Give only the number of lines in these records that contain the word "title".

▸ MATERIAL PROVIDED:
* * * * *

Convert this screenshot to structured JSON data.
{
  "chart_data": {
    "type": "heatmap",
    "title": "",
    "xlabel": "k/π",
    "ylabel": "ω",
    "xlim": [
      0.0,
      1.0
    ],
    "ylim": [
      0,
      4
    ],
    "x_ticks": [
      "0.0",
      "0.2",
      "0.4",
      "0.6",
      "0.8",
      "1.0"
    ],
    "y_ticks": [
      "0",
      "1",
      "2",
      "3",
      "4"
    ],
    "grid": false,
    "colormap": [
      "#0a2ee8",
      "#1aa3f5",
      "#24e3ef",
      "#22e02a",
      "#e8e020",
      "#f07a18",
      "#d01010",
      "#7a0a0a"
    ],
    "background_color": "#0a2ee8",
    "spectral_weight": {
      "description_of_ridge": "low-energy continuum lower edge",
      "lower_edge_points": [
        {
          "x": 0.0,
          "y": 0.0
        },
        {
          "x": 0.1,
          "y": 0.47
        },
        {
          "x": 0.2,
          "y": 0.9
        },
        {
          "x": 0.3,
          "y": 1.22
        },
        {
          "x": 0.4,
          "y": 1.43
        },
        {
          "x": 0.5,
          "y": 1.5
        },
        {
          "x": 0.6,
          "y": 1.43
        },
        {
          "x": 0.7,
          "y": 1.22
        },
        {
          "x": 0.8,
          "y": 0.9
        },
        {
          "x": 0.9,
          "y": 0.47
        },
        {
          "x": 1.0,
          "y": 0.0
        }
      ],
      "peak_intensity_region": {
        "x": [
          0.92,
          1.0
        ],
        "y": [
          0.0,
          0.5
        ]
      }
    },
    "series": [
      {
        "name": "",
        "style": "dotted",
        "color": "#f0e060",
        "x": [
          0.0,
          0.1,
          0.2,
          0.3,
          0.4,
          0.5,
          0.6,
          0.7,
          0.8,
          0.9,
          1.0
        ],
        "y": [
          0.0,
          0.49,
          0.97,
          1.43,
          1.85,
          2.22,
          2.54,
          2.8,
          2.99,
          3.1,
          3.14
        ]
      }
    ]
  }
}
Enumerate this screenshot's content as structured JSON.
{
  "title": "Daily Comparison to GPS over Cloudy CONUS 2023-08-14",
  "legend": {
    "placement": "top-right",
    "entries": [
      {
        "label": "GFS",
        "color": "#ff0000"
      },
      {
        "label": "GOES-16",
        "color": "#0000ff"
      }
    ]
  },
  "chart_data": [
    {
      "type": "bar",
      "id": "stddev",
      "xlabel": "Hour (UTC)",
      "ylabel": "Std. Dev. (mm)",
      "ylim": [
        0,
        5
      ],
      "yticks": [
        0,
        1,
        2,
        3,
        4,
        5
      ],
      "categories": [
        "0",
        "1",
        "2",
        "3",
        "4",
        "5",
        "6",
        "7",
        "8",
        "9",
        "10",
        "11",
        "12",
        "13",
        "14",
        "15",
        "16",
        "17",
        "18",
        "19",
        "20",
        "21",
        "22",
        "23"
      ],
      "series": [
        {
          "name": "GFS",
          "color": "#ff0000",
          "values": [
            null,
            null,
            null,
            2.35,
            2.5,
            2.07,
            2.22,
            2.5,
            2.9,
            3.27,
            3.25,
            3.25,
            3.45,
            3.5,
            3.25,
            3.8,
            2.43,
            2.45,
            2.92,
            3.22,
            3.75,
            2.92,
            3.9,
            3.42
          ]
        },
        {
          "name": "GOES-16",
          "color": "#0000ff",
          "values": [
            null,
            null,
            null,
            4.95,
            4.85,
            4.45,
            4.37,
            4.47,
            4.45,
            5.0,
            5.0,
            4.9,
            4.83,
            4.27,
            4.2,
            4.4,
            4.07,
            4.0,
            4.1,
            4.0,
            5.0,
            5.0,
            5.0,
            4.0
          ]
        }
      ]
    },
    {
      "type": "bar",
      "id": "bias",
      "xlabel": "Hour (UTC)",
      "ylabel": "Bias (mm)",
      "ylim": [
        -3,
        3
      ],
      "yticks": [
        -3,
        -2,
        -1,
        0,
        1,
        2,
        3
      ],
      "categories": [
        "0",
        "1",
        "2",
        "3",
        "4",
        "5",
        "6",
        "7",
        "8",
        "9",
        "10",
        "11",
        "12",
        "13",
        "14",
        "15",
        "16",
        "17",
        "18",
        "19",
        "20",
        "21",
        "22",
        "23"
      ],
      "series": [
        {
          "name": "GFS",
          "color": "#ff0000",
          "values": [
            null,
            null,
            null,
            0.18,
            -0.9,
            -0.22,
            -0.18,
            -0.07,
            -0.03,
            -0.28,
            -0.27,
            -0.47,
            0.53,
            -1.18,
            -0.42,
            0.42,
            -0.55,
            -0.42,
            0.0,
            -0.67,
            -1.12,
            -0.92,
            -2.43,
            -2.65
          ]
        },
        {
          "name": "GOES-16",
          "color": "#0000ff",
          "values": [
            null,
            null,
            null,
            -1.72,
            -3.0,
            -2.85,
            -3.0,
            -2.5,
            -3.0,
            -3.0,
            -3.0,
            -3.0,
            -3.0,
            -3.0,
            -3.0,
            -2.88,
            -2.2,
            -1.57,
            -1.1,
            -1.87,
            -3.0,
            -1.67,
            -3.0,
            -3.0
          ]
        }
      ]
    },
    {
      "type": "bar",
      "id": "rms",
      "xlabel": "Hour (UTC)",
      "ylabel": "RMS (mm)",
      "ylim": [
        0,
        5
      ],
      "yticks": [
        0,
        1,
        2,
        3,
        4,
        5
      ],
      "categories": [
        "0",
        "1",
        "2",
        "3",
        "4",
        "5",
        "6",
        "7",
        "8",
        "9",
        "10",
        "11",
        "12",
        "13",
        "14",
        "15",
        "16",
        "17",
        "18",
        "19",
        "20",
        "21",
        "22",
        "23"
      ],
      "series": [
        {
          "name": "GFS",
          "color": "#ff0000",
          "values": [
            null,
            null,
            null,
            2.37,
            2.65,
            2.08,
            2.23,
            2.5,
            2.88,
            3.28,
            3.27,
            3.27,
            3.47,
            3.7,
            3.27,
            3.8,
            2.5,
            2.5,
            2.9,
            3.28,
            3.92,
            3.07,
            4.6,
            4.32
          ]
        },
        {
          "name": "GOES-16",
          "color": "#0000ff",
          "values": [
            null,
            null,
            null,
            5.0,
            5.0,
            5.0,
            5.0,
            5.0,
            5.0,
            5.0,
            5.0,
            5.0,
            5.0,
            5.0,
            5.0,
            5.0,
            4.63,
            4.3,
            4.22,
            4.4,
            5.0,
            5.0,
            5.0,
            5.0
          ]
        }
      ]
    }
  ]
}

* * * * *

▸ TASK ANSWER: 2